■ Records for the task
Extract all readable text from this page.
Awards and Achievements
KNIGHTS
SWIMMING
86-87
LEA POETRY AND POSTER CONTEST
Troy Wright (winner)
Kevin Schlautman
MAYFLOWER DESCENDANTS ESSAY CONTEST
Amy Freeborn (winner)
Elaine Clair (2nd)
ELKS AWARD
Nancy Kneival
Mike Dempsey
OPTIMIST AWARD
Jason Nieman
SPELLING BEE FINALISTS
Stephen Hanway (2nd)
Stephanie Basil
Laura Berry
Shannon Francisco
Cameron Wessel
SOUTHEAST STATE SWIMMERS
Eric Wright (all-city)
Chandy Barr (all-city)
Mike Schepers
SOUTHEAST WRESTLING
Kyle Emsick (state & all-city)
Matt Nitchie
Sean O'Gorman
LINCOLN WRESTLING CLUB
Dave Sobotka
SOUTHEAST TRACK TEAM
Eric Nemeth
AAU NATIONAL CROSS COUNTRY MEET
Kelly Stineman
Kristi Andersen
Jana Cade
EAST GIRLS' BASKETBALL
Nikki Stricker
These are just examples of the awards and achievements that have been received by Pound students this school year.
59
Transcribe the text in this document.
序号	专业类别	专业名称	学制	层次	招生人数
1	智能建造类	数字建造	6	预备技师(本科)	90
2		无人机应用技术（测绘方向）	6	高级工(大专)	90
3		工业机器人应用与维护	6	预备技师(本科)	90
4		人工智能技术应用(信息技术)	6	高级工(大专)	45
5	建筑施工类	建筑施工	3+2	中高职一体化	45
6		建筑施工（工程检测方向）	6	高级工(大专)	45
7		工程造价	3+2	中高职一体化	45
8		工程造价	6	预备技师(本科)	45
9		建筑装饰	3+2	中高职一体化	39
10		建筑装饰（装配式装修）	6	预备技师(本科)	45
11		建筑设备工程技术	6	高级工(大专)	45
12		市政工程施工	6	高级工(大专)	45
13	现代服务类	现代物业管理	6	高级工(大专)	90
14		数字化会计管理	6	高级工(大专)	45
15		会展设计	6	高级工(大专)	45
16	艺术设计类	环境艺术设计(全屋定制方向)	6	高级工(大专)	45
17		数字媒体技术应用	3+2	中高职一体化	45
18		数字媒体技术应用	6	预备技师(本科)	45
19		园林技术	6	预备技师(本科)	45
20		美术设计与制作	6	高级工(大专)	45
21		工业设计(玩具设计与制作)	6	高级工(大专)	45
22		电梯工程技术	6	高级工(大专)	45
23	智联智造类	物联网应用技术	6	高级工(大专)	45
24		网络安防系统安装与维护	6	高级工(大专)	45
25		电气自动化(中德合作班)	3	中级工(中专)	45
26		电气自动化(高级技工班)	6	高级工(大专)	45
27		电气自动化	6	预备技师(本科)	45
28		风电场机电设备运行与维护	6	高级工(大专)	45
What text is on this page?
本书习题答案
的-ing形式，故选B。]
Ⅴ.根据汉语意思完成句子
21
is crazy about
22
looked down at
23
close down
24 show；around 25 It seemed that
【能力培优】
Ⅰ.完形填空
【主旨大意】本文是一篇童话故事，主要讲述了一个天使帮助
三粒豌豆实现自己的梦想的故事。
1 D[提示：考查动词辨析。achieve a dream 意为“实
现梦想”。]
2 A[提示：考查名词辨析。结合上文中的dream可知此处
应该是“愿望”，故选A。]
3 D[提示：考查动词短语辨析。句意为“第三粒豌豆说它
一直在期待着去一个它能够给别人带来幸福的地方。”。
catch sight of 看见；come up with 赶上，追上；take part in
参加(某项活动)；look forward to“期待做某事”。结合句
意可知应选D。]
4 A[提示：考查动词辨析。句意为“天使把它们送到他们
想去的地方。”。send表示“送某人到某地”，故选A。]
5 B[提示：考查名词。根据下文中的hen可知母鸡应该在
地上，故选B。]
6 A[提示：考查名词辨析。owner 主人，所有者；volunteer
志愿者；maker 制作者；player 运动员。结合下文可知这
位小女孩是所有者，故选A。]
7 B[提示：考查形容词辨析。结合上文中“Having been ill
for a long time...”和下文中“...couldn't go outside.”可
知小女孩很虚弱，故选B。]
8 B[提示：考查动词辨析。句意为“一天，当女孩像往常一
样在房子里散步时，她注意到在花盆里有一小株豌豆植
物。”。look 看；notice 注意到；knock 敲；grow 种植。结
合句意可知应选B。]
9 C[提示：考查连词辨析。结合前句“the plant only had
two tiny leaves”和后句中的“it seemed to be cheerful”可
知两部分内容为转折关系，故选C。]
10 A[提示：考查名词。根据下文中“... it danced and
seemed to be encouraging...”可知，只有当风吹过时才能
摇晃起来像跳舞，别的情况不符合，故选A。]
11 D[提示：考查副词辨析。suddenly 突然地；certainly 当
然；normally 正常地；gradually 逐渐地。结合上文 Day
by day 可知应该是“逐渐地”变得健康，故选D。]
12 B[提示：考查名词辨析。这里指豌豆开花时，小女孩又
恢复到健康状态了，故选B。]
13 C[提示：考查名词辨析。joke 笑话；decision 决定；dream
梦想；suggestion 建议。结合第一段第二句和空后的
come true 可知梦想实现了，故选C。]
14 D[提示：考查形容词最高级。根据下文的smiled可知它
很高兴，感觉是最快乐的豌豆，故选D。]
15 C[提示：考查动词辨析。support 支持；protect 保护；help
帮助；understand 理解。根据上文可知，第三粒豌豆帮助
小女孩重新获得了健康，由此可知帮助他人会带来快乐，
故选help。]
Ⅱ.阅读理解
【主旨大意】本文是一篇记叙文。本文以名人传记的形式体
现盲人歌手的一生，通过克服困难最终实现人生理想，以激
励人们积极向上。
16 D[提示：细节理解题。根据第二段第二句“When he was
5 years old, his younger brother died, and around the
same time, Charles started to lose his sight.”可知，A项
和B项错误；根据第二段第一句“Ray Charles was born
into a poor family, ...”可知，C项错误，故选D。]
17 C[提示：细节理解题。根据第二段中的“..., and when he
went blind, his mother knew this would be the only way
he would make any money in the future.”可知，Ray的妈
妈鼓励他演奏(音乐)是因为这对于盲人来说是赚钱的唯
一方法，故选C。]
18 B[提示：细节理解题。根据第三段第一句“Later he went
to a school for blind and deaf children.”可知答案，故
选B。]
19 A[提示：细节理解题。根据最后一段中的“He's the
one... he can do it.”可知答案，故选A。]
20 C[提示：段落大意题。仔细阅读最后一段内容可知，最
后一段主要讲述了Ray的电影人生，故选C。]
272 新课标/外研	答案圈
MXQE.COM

■ Aim
Only the number is wanted: how many lines of these entries contain the string "Wright"?

■ Response to this exercise
2